◆ **Goal**: Would you write out the listing verbatim and skip every picture in it?

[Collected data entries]
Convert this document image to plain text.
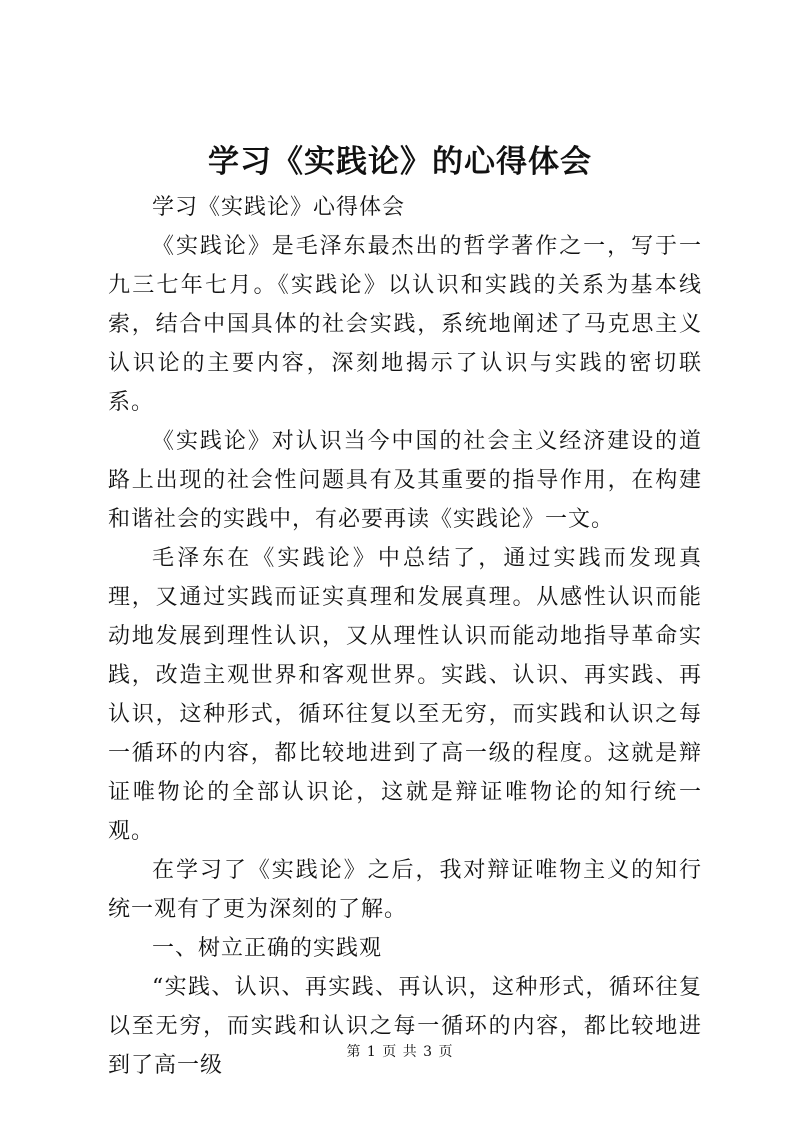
学习《实践论》的心得体会

学习《实践论》心得体会

《实践论》是毛泽东最杰出的哲学著作之一，写于一九三七年七月。《实践论》以认识和实践的关系为基本线索，结合中国具体的社会实践，系统地阐述了马克思主义认识论的主要内容，深刻地揭示了认识与实践的密切联系。

《实践论》对认识当今中国的社会主义经济建设的道路上出现的社会性问题具有及其重要的指导作用，在构建和谐社会的实践中，有必要再读《实践论》一文。

毛泽东在《实践论》中总结了，通过实践而发现真理，又通过实践而证实真理和发展真理。从感性认识而能动地发展到理性认识，又从理性认识而能动地指导革命实践，改造主观世界和客观世界。实践、认识、再实践、再认识，这种形式，循环往复以至无穷，而实践和认识之每一循环的内容，都比较地进到了高一级的程度。这就是辩证唯物论的全部认识论，这就是辩证唯物论的知行统一观。

在学习了《实践论》之后，我对辩证唯物主义的知行统一观有了更为深刻的了解。

一、树立正确的实践观

“实践、认识、再实践、再认识，这种形式，循环往复以至无穷，而实践和认识之每一循环的内容，都比较地进到了高一级

第 1 页 共 3 页
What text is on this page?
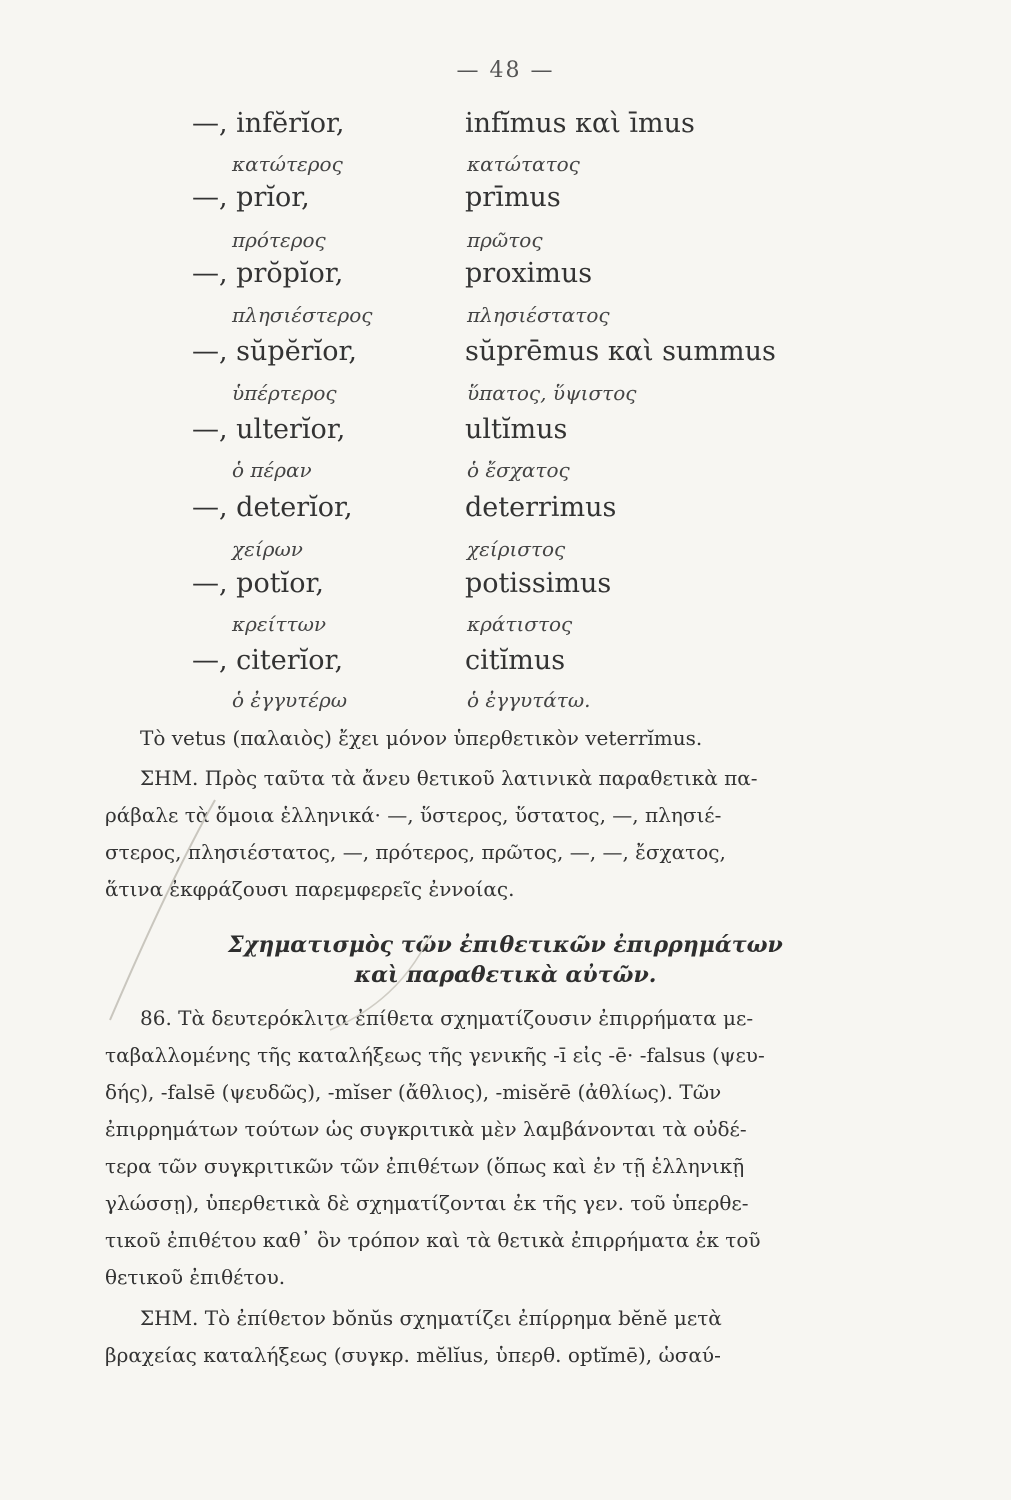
— 48 —
—, infĕrĭor,	infĭmus καὶ īmus
κατώτερος	κατώτατος
—, prĭor,	prīmus
πρότερος	πρῶτος
—, prŏpĭor,	proximus
πλησιέστερος	πλησιέστατος
—, sŭpĕrĭor,	sŭprēmus καὶ summus
ὑπέρτερος	ὕπατος, ὕψιστος
—, ulterĭor,	ultĭmus
ὁ πέραν	ὁ ἔσχατος
—, deterĭor,	deterrimus
χείρων	χείριστος
—, potĭor,	potissimus
κρείττων	κράτιστος
—, citerĭor,	citĭmus
ὁ ἐγγυτέρω	ὁ ἐγγυτάτω.
Τὸ vetus (παλαιὸς) ἔχει μόνον ὑπερθετικὸν veterrĭmus.
ΣΗΜ. Πρὸς ταῦτα τὰ ἄνευ θετικοῦ λατινικὰ παραθετικὰ πα-
ράβαλε τὰ ὅμοια ἑλληνικά· —, ὕστερος, ὕστατος, —, πλησιέ-
στερος, πλησιέστατος, —, πρότερος, πρῶτος, —, —, ἔσχατος,
ἅτινα ἐκφράζουσι παρεμφερεῖς ἐννοίας.
Σχηματισμὸς τῶν ἐπιθετικῶν ἐπιρρημάτων
καὶ παραθετικὰ αὐτῶν.
86. Τὰ δευτερόκλιτα ἐπίθετα σχηματίζουσιν ἐπιρρήματα με-
ταβαλλομένης τῆς καταλήξεως τῆς γενικῆς -ī εἰς -ē· -falsus (ψευ-
δής), -falsē (ψευδῶς), -mĭser (ἄθλιος), -misĕrē (ἀθλίως). Τῶν
ἐπιρρημάτων τούτων ὡς συγκριτικὰ μὲν λαμβάνονται τὰ οὐδέ-
τερα τῶν συγκριτικῶν τῶν ἐπιθέτων (ὅπως καὶ ἐν τῇ ἑλληνικῇ
γλώσσῃ), ὑπερθετικὰ δὲ σχηματίζονται ἐκ τῆς γεν. τοῦ ὑπερθε-
τικοῦ ἐπιθέτου καθ᾽ ὃν τρόπον καὶ τὰ θετικὰ ἐπιρρήματα ἐκ τοῦ
θετικοῦ ἐπιθέτου.
ΣΗΜ. Τὸ ἐπίθετον bŏnŭs σχηματίζει ἐπίρρημα bĕnĕ μετὰ
βραχείας καταλήξεως (συγκρ. mĕlĭus, ὑπερθ. optĭmē), ὡσαύ-
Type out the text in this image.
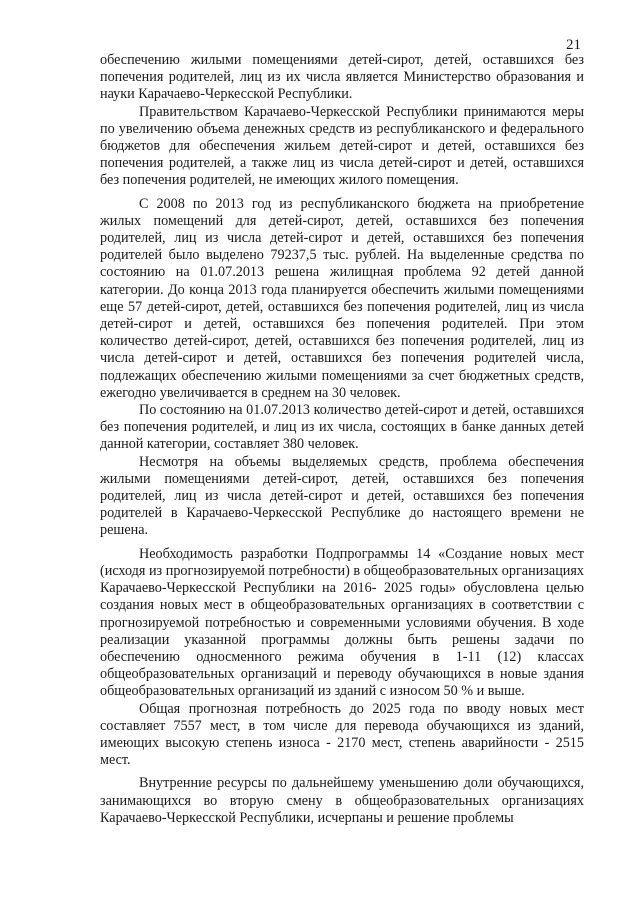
21

обеспечению жилыми помещениями детей-сирот, детей, оставшихся без попечения родителей, лиц из их числа является Министерство образования и науки Карачаево-Черкесской Республики.

Правительством Карачаево-Черкесской Республики принимаются меры по увеличению объема денежных средств из республиканского и федерального бюджетов для обеспечения жильем детей-сирот и детей, оставшихся без попечения родителей, а также лиц из числа детей-сирот и детей, оставшихся без попечения родителей, не имеющих жилого помещения.

С 2008 по 2013 год из республиканского бюджета на приобретение жилых помещений для детей-сирот, детей, оставшихся без попечения родителей, лиц из числа детей-сирот и детей, оставшихся без попечения родителей было выделено 79237,5 тыс. рублей. На выделенные средства по состоянию на 01.07.2013 решена жилищная проблема 92 детей данной категории. До конца 2013 года планируется обеспечить жилыми помещениями еще 57 детей-сирот, детей, оставшихся без попечения родителей, лиц из числа детей-сирот и детей, оставшихся без попечения родителей. При этом количество детей-сирот, детей, оставшихся без попечения родителей, лиц из числа детей-сирот и детей, оставшихся без попечения родителей числа, подлежащих обеспечению жилыми помещениями за счет бюджетных средств, ежегодно увеличивается в среднем на 30 человек.

По состоянию на 01.07.2013 количество детей-сирот и детей, оставшихся без попечения родителей, и лиц из их числа, состоящих в банке данных детей данной категории, составляет 380 человек.

Несмотря на объемы выделяемых средств, проблема обеспечения жилыми помещениями детей-сирот, детей, оставшихся без попечения родителей, лиц из числа детей-сирот и детей, оставшихся без попечения родителей в Карачаево-Черкесской Республике до настоящего времени не решена.

Необходимость разработки Подпрограммы 14 «Создание новых мест (исходя из прогнозируемой потребности) в общеобразовательных организациях Карачаево-Черкесской Республики на 2016- 2025 годы» обусловлена целью создания новых мест в общеобразовательных организациях в соответствии с прогнозируемой потребностью и современными условиями обучения. В ходе реализации указанной программы должны быть решены задачи по обеспечению односменного режима обучения в 1-11 (12) классах общеобразовательных организаций и переводу обучающихся в новые здания общеобразовательных организаций из зданий с износом 50 % и выше.

Общая прогнозная потребность до 2025 года по вводу новых мест составляет 7557 мест, в том числе для перевода обучающихся из зданий, имеющих высокую степень износа - 2170 мест, степень аварийности - 2515 мест.

Внутренние ресурсы по дальнейшему уменьшению доли обучающихся, занимающихся во вторую смену в общеобразовательных организациях Карачаево-Черкесской Республики, исчерпаны и решение проблемы
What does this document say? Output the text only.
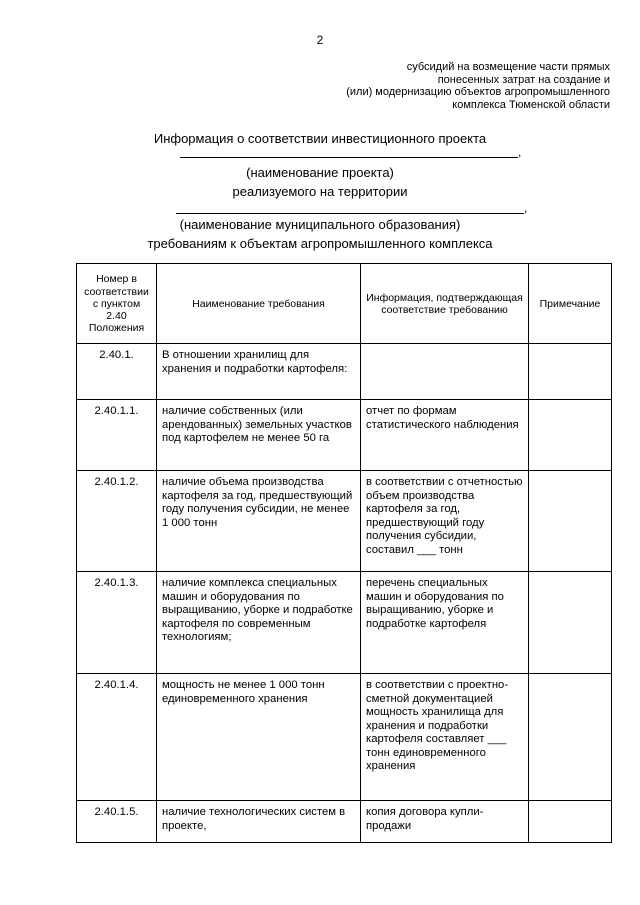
2
субсидий на возмещение части прямых
понесенных затрат на создание и
(или) модернизацию объектов агропромышленного
комплекса Тюменской области
Информация о соответствии инвестиционного проекта
,
(наименование проекта)
реализуемого на территории
,
(наименование муниципального образования)
требованиям к объектам агропромышленного комплекса
Номер в соответствии с пунктом 2.40 Положения	Наименование требования	Информация, подтверждающая соответствие требованию	Примечание
2.40.1.	В отношении хранилищ для хранения и подработки картофеля:		
2.40.1.1.	наличие собственных (или арендованных) земельных участков под картофелем не менее 50 га	отчет по формам статистического наблюдения	
2.40.1.2.	наличие объема производства картофеля за год, предшествующий году получения субсидии, не менее 1 000 тонн	в соответствии с отчетностью объем производства картофеля за год, предшествующий году получения субсидии, составил ___ тонн	
2.40.1.3.	наличие комплекса специальных машин и оборудования по выращиванию, уборке и подработке картофеля по современным технологиям;	перечень специальных машин и оборудования по выращиванию, уборке и подработке картофеля	
2.40.1.4.	мощность не менее 1 000 тонн единовременного хранения	в соответствии с проектно-сметной документацией мощность хранилища для хранения и подработки картофеля составляет ___ тонн единовременного хранения	
2.40.1.5.	наличие технологических систем в проекте,	копия договора купли-продажи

◆ **Right answer**:
Convert this document image to plain text.
学习《实践论》的心得体会

学习《实践论》心得体会

《实践论》是毛泽东最杰出的哲学著作之一，写于一九三七年七月。《实践论》以认识和实践的关系为基本线索，结合中国具体的社会实践，系统地阐述了马克思主义认识论的主要内容，深刻地揭示了认识与实践的密切联系。

《实践论》对认识当今中国的社会主义经济建设的道路上出现的社会性问题具有及其重要的指导作用，在构建和谐社会的实践中，有必要再读《实践论》一文。

毛泽东在《实践论》中总结了，通过实践而发现真理，又通过实践而证实真理和发展真理。从感性认识而能动地发展到理性认识，又从理性认识而能动地指导革命实践，改造主观世界和客观世界。实践、认识、再实践、再认识，这种形式，循环往复以至无穷，而实践和认识之每一循环的内容，都比较地进到了高一级的程度。这就是辩证唯物论的全部认识论，这就是辩证唯物论的知行统一观。

在学习了《实践论》之后，我对辩证唯物主义的知行统一观有了更为深刻的了解。

一、树立正确的实践观

“实践、认识、再实践、再认识，这种形式，循环往复以至无穷，而实践和认识之每一循环的内容，都比较地进到了高一级

第 1 页 共 3 页
What text is on this page?
— 48 —
—, infĕrĭor,	infĭmus καὶ īmus
κατώτερος	κατώτατος
—, prĭor,	prīmus
πρότερος	πρῶτος
—, prŏpĭor,	proximus
πλησιέστερος	πλησιέστατος
—, sŭpĕrĭor,	sŭprēmus καὶ summus
ὑπέρτερος	ὕπατος, ὕψιστος
—, ulterĭor,	ultĭmus
ὁ πέραν	ὁ ἔσχατος
—, deterĭor,	deterrimus
χείρων	χείριστος
—, potĭor,	potissimus
κρείττων	κράτιστος
—, citerĭor,	citĭmus
ὁ ἐγγυτέρω	ὁ ἐγγυτάτω.
Τὸ vetus (παλαιὸς) ἔχει μόνον ὑπερθετικὸν veterrĭmus.
ΣΗΜ. Πρὸς ταῦτα τὰ ἄνευ θετικοῦ λατινικὰ παραθετικὰ πα-
ράβαλε τὰ ὅμοια ἑλληνικά· —, ὕστερος, ὕστατος, —, πλησιέ-
στερος, πλησιέστατος, —, πρότερος, πρῶτος, —, —, ἔσχατος,
ἅτινα ἐκφράζουσι παρεμφερεῖς ἐννοίας.
Σχηματισμὸς τῶν ἐπιθετικῶν ἐπιρρημάτων
καὶ παραθετικὰ αὐτῶν.
86. Τὰ δευτερόκλιτα ἐπίθετα σχηματίζουσιν ἐπιρρήματα με-
ταβαλλομένης τῆς καταλήξεως τῆς γενικῆς -ī εἰς -ē· -falsus (ψευ-
δής), -falsē (ψευδῶς), -mĭser (ἄθλιος), -misĕrē (ἀθλίως). Τῶν
ἐπιρρημάτων τούτων ὡς συγκριτικὰ μὲν λαμβάνονται τὰ οὐδέ-
τερα τῶν συγκριτικῶν τῶν ἐπιθέτων (ὅπως καὶ ἐν τῇ ἑλληνικῇ
γλώσσῃ), ὑπερθετικὰ δὲ σχηματίζονται ἐκ τῆς γεν. τοῦ ὑπερθε-
τικοῦ ἐπιθέτου καθ᾽ ὃν τρόπον καὶ τὰ θετικὰ ἐπιρρήματα ἐκ τοῦ
θετικοῦ ἐπιθέτου.
ΣΗΜ. Τὸ ἐπίθετον bŏnŭs σχηματίζει ἐπίρρημα bĕnĕ μετὰ
βραχείας καταλήξεως (συγκρ. mĕlĭus, ὑπερθ. optĭmē), ὡσαύ-
Type out the text in this image.
21

обеспечению жилыми помещениями детей-сирот, детей, оставшихся без попечения родителей, лиц из их числа является Министерство образования и науки Карачаево-Черкесской Республики.

Правительством Карачаево-Черкесской Республики принимаются меры по увеличению объема денежных средств из республиканского и федерального бюджетов для обеспечения жильем детей-сирот и детей, оставшихся без попечения родителей, а также лиц из числа детей-сирот и детей, оставшихся без попечения родителей, не имеющих жилого помещения.

С 2008 по 2013 год из республиканского бюджета на приобретение жилых помещений для детей-сирот, детей, оставшихся без попечения родителей, лиц из числа детей-сирот и детей, оставшихся без попечения родителей было выделено 79237,5 тыс. рублей. На выделенные средства по состоянию на 01.07.2013 решена жилищная проблема 92 детей данной категории. До конца 2013 года планируется обеспечить жилыми помещениями еще 57 детей-сирот, детей, оставшихся без попечения родителей, лиц из числа детей-сирот и детей, оставшихся без попечения родителей. При этом количество детей-сирот, детей, оставшихся без попечения родителей, лиц из числа детей-сирот и детей, оставшихся без попечения родителей числа, подлежащих обеспечению жилыми помещениями за счет бюджетных средств, ежегодно увеличивается в среднем на 30 человек.

По состоянию на 01.07.2013 количество детей-сирот и детей, оставшихся без попечения родителей, и лиц из их числа, состоящих в банке данных детей данной категории, составляет 380 человек.

Несмотря на объемы выделяемых средств, проблема обеспечения жилыми помещениями детей-сирот, детей, оставшихся без попечения родителей, лиц из числа детей-сирот и детей, оставшихся без попечения родителей в Карачаево-Черкесской Республике до настоящего времени не решена.

Необходимость разработки Подпрограммы 14 «Создание новых мест (исходя из прогнозируемой потребности) в общеобразовательных организациях Карачаево-Черкесской Республики на 2016- 2025 годы» обусловлена целью создания новых мест в общеобразовательных организациях в соответствии с прогнозируемой потребностью и современными условиями обучения. В ходе реализации указанной программы должны быть решены задачи по обеспечению односменного режима обучения в 1-11 (12) классах общеобразовательных организаций и переводу обучающихся в новые здания общеобразовательных организаций из зданий с износом 50 % и выше.

Общая прогнозная потребность до 2025 года по вводу новых мест составляет 7557 мест, в том числе для перевода обучающихся из зданий, имеющих высокую степень износа - 2170 мест, степень аварийности - 2515 мест.

Внутренние ресурсы по дальнейшему уменьшению доли обучающихся, занимающихся во вторую смену в общеобразовательных организациях Карачаево-Черкесской Республики, исчерпаны и решение проблемы
What does this document say? Output the text only.
2
субсидий на возмещение части прямых
понесенных затрат на создание и
(или) модернизацию объектов агропромышленного
комплекса Тюменской области
Информация о соответствии инвестиционного проекта
,
(наименование проекта)
реализуемого на территории
,
(наименование муниципального образования)
требованиям к объектам агропромышленного комплекса
Номер в соответствии с пунктом 2.40 Положения	Наименование требования	Информация, подтверждающая соответствие требованию	Примечание
2.40.1.	В отношении хранилищ для хранения и подработки картофеля:		
2.40.1.1.	наличие собственных (или арендованных) земельных участков под картофелем не менее 50 га	отчет по формам статистического наблюдения	
2.40.1.2.	наличие объема производства картофеля за год, предшествующий году получения субсидии, не менее 1 000 тонн	в соответствии с отчетностью объем производства картофеля за год, предшествующий году получения субсидии, составил ___ тонн	
2.40.1.3.	наличие комплекса специальных машин и оборудования по выращиванию, уборке и подработке картофеля по современным технологиям;	перечень специальных машин и оборудования по выращиванию, уборке и подработке картофеля	
2.40.1.4.	мощность не менее 1 000 тонн единовременного хранения	в соответствии с проектно-сметной документацией мощность хранилища для хранения и подработки картофеля составляет ___ тонн единовременного хранения	
2.40.1.5.	наличие технологических систем в проекте,	копия договора купли-продажи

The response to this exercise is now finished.